──────── Task data

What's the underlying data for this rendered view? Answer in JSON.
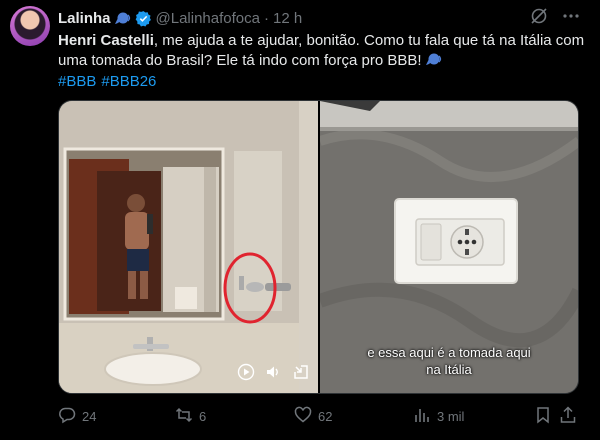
{
  "author": {
    "name": "Lalinha",
    "handle": "@Lalinhafofoca",
    "separator": "·",
    "time": "12 h"
  },
  "tweet": {
    "mention": "Henri Castelli",
    "body": ", me ajuda a te ajudar, bonitão. Como tu fala que tá na Itália com uma tomada do Brasil? Ele tá indo com força pro BBB!",
    "hashtags": [
      "#BBB",
      "#BBB26"
    ]
  },
  "media": {
    "right_caption_line1": "e essa aqui é a tomada aqui",
    "right_caption_line2": "na Itália"
  },
  "actions": {
    "replies": "24",
    "reposts": "6",
    "likes": "62",
    "views": "3 mil"
  },
  "colors": {
    "accent": "#1d9bf0",
    "muted": "#71767b",
    "text": "#e7e9ea",
    "background": "#000000",
    "highlight_circle": "#e0242f"
  },
  "icons": [
    "speech-bubble-icon",
    "verified-badge-icon",
    "grok-icon",
    "more-icon",
    "play-icon",
    "volume-icon",
    "exit-fullscreen-icon",
    "reply-icon",
    "repost-icon",
    "like-icon",
    "views-icon",
    "bookmark-icon",
    "share-icon"
  ]
}
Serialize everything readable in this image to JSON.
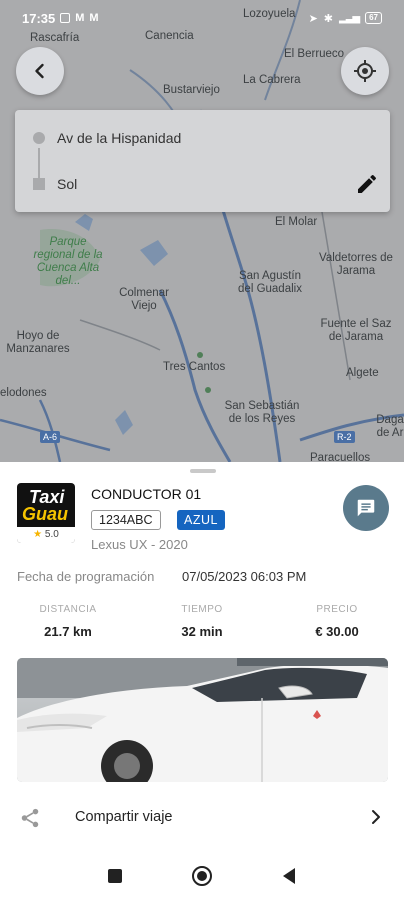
{
  "status_bar": {
    "time": "17:35",
    "battery": "67"
  },
  "map": {
    "places": [
      {
        "name": "Lozoyuela"
      },
      {
        "name": "Rascafría"
      },
      {
        "name": "Canencia"
      },
      {
        "name": "El Berrueco"
      },
      {
        "name": "Bustarviejo"
      },
      {
        "name": "La Cabrera"
      },
      {
        "name": "El Molar"
      },
      {
        "name": "Parque regional de la Cuenca Alta del..."
      },
      {
        "name": "Valdetorres de Jarama"
      },
      {
        "name": "San Agustín del Guadalix"
      },
      {
        "name": "Colmenar Viejo"
      },
      {
        "name": "Hoyo de Manzanares"
      },
      {
        "name": "Fuente el Saz de Jarama"
      },
      {
        "name": "Tres Cantos"
      },
      {
        "name": "Algete"
      },
      {
        "name": "elodones"
      },
      {
        "name": "San Sebastián de los Reyes"
      },
      {
        "name": "Daga de Ar"
      },
      {
        "name": "Paracuellos"
      }
    ],
    "shields": [
      "A-6",
      "R-2"
    ]
  },
  "route": {
    "origin": "Av de la Hispanidad",
    "destination": "Sol"
  },
  "trip": {
    "logo_line1": "Taxi",
    "logo_line2": "Guau",
    "rating": "5.0",
    "driver_name": "CONDUCTOR 01",
    "plate": "1234ABC",
    "color": "AZUL",
    "vehicle": "Lexus UX - 2020",
    "schedule_label": "Fecha de programación",
    "schedule_value": "07/05/2023 06:03 PM",
    "stats": {
      "distance_label": "DISTANCIA",
      "distance_value": "21.7 km",
      "time_label": "TIEMPO",
      "time_value": "32 min",
      "price_label": "PRECIO",
      "price_value": "€ 30.00"
    },
    "share_label": "Compartir viaje"
  },
  "colors": {
    "accent": "#1565c0",
    "chat": "#5a7a8c",
    "logo_yellow": "#f6c400"
  },
  "icons": [
    "back-arrow-icon",
    "my-location-icon",
    "edit-pencil-icon",
    "chat-icon",
    "share-icon",
    "chevron-right-icon",
    "star-icon",
    "recents-icon",
    "home-icon",
    "back-triangle-icon"
  ]
}
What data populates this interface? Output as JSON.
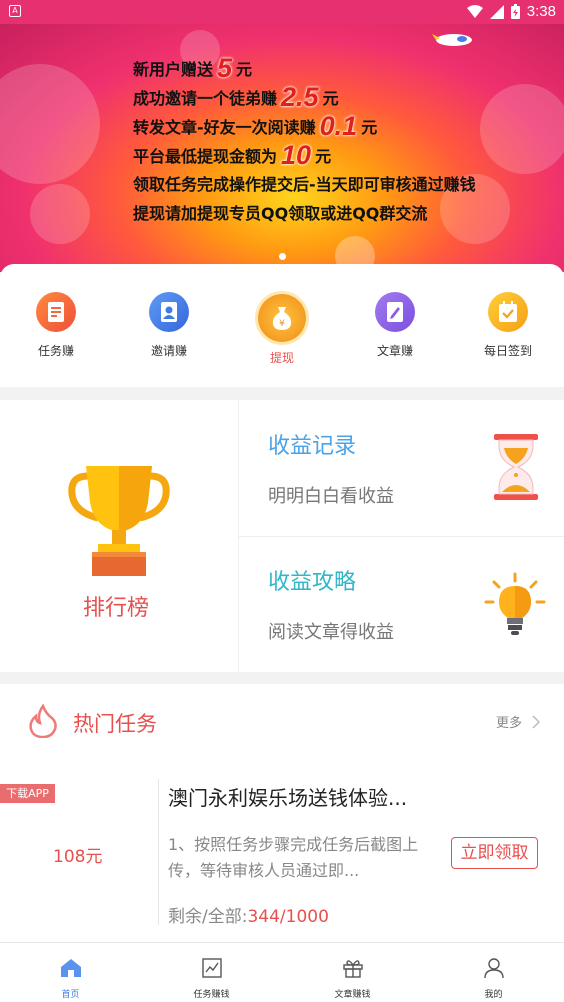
{
  "status_bar": {
    "time": "3:38"
  },
  "banner": {
    "lines": [
      {
        "pre": "新用户赠送",
        "num": "5",
        "post": "元"
      },
      {
        "pre": "成功邀请一个徒弟赚",
        "num": "2.5",
        "post": "元"
      },
      {
        "pre": "转发文章-好友一次阅读赚",
        "num": "0.1",
        "post": "元"
      },
      {
        "pre": "平台最低提现金额为",
        "num": "10",
        "post": "元"
      },
      {
        "pre": "领取任务完成操作提交后-当天即可审核通过赚钱",
        "num": "",
        "post": ""
      },
      {
        "pre": "提现请加提现专员QQ领取或进QQ群交流",
        "num": "",
        "post": ""
      }
    ]
  },
  "quick_menu": [
    {
      "label": "任务赚",
      "icon": "task-icon",
      "color": "#f26a3d"
    },
    {
      "label": "邀请赚",
      "icon": "invite-icon",
      "color": "#3f7be6"
    },
    {
      "label": "提现",
      "icon": "money-bag-icon",
      "color": "#f59b1f"
    },
    {
      "label": "文章赚",
      "icon": "article-icon",
      "color": "#8d5ce8"
    },
    {
      "label": "每日签到",
      "icon": "calendar-check-icon",
      "color": "#f7b323"
    }
  ],
  "earnings": {
    "rank_label": "排行榜",
    "records_title": "收益记录",
    "records_sub": "明明白白看收益",
    "guide_title": "收益攻略",
    "guide_sub": "阅读文章得收益",
    "colors": {
      "records": "#4aa3e8",
      "guide": "#2fb7c9",
      "rank": "#e7504f"
    }
  },
  "hot_tasks": {
    "title": "热门任务",
    "more": "更多",
    "task": {
      "badge": "下载APP",
      "price": "108元",
      "title": "澳门永利娱乐场送钱体验...",
      "desc": "1、按照任务步骤完成任务后截图上传，等待审核人员通过即...",
      "claim": "立即领取",
      "remain_label": "剩余/全部:",
      "remain_value": "344/1000"
    }
  },
  "tabbar": [
    {
      "label": "首页",
      "icon": "home-icon",
      "active": true
    },
    {
      "label": "任务赚钱",
      "icon": "chart-icon",
      "active": false
    },
    {
      "label": "文章赚钱",
      "icon": "gift-icon",
      "active": false
    },
    {
      "label": "我的",
      "icon": "user-icon",
      "active": false
    }
  ]
}
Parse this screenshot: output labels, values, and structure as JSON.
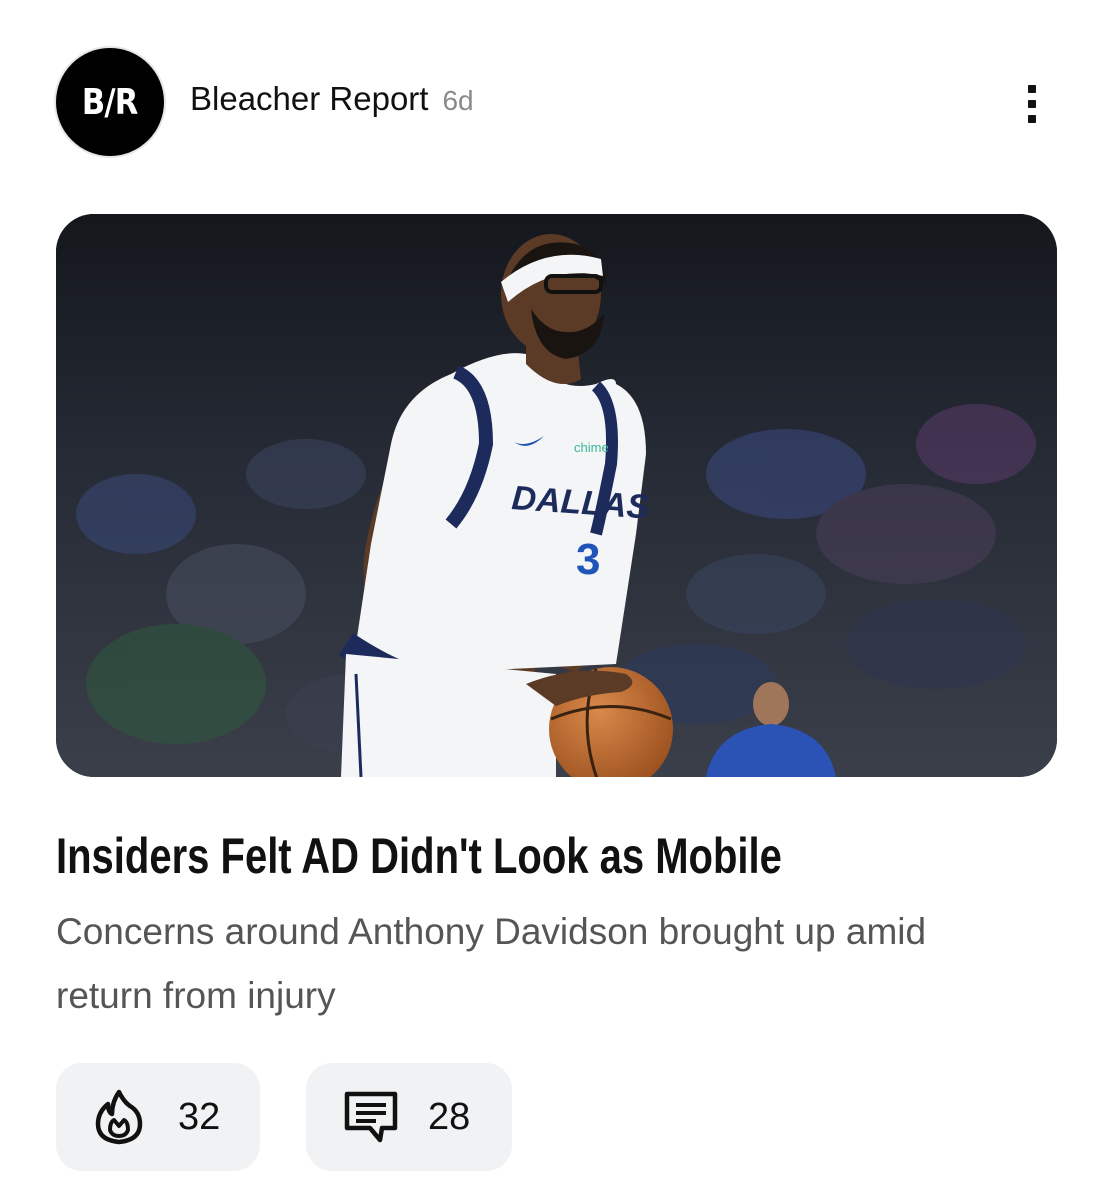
{
  "publisher": {
    "logo_text": "B/R",
    "name": "Bleacher Report",
    "age": "6d"
  },
  "menu": {
    "icon": "more-vertical-icon"
  },
  "hero_image": {
    "jersey_text": "DALLAS",
    "jersey_number": "3",
    "sponsor_text": "chime"
  },
  "article": {
    "headline": "Insiders Felt AD Didn't Look as Mobile",
    "summary": "Concerns around Anthony Davidson brought up amid return from injury"
  },
  "actions": {
    "reactions": {
      "icon": "fire-icon",
      "count": "32"
    },
    "comments": {
      "icon": "comment-icon",
      "count": "28"
    }
  },
  "colors": {
    "pill_background": "#f0f2f4",
    "headline": "#111111",
    "summary": "#555555",
    "timestamp": "#8a8a8a",
    "jersey_navy": "#1d2b5c",
    "jersey_blue": "#1f55b8"
  }
}
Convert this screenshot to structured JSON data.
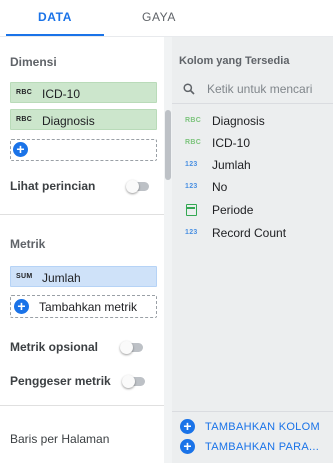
{
  "tabs": {
    "data": "DATA",
    "gaya": "GAYA"
  },
  "left": {
    "dimensi_title": "Dimensi",
    "dimensions": [
      {
        "type": "RBC",
        "label": "ICD-10"
      },
      {
        "type": "RBC",
        "label": "Diagnosis"
      }
    ],
    "lihat_perincian": "Lihat perincian",
    "metrik_title": "Metrik",
    "metrics": [
      {
        "type": "SUM",
        "label": "Jumlah"
      }
    ],
    "tambahkan_metrik": "Tambahkan metrik",
    "metrik_opsional": "Metrik opsional",
    "penggeser_metrik": "Penggeser metrik",
    "baris_per_halaman": "Baris per Halaman",
    "toggles": {
      "lihat_perincian": false,
      "metrik_opsional": false,
      "penggeser_metrik": false
    }
  },
  "right": {
    "title": "Kolom yang Tersedia",
    "search_placeholder": "Ketik untuk mencari",
    "fields": [
      {
        "type": "RBC",
        "label": "Diagnosis"
      },
      {
        "type": "RBC",
        "label": "ICD-10"
      },
      {
        "type": "123",
        "label": "Jumlah"
      },
      {
        "type": "123",
        "label": "No"
      },
      {
        "type": "date-icon",
        "label": "Periode"
      },
      {
        "type": "123",
        "label": "Record Count"
      }
    ],
    "add_field": "TAMBAHKAN KOLOM",
    "add_param": "TAMBAHKAN PARA..."
  },
  "colors": {
    "accent": "#1a73e8",
    "dimension_chip": "#cce6cc",
    "metric_chip": "#cfe2f9",
    "panel_bg": "#eceeef"
  }
}
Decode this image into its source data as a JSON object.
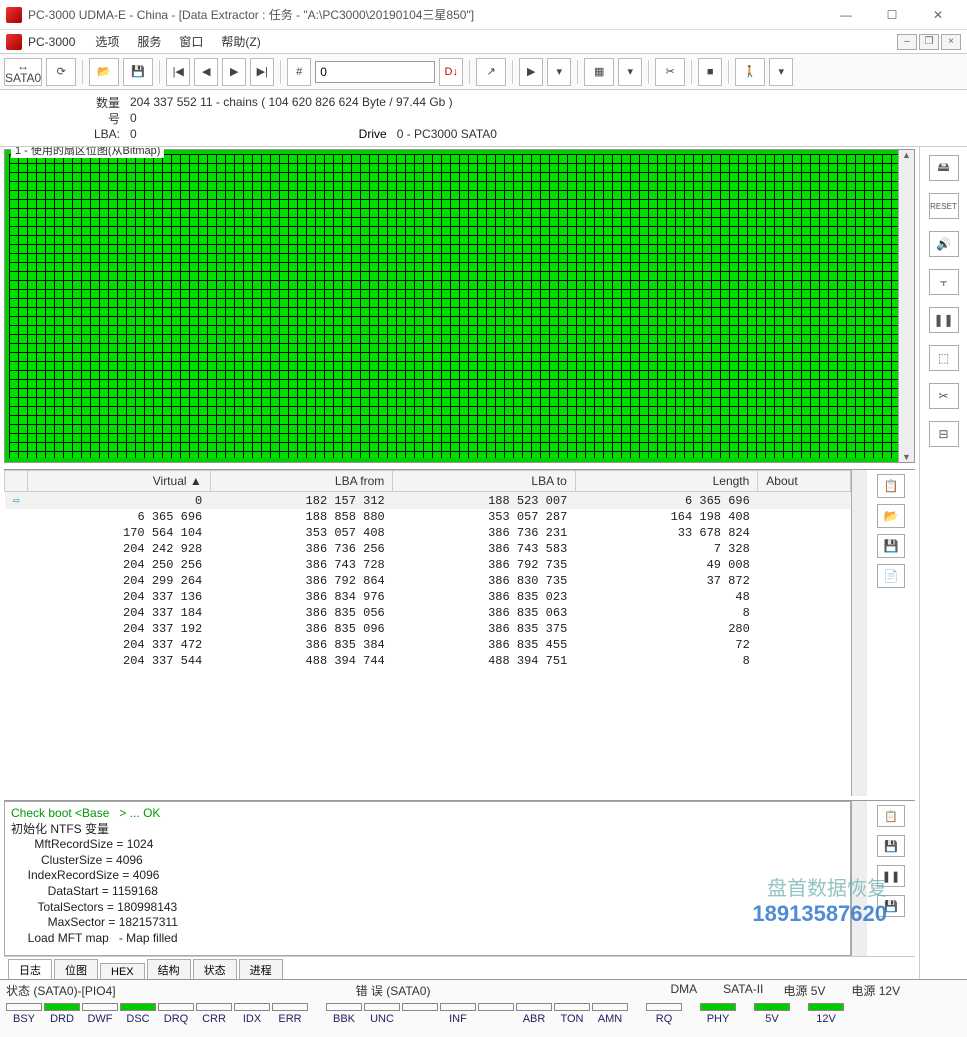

────────────────

**What is required:**
Go through the entries above and count the lines containing the word "JSON"; give only that count.

**Full solution:**
6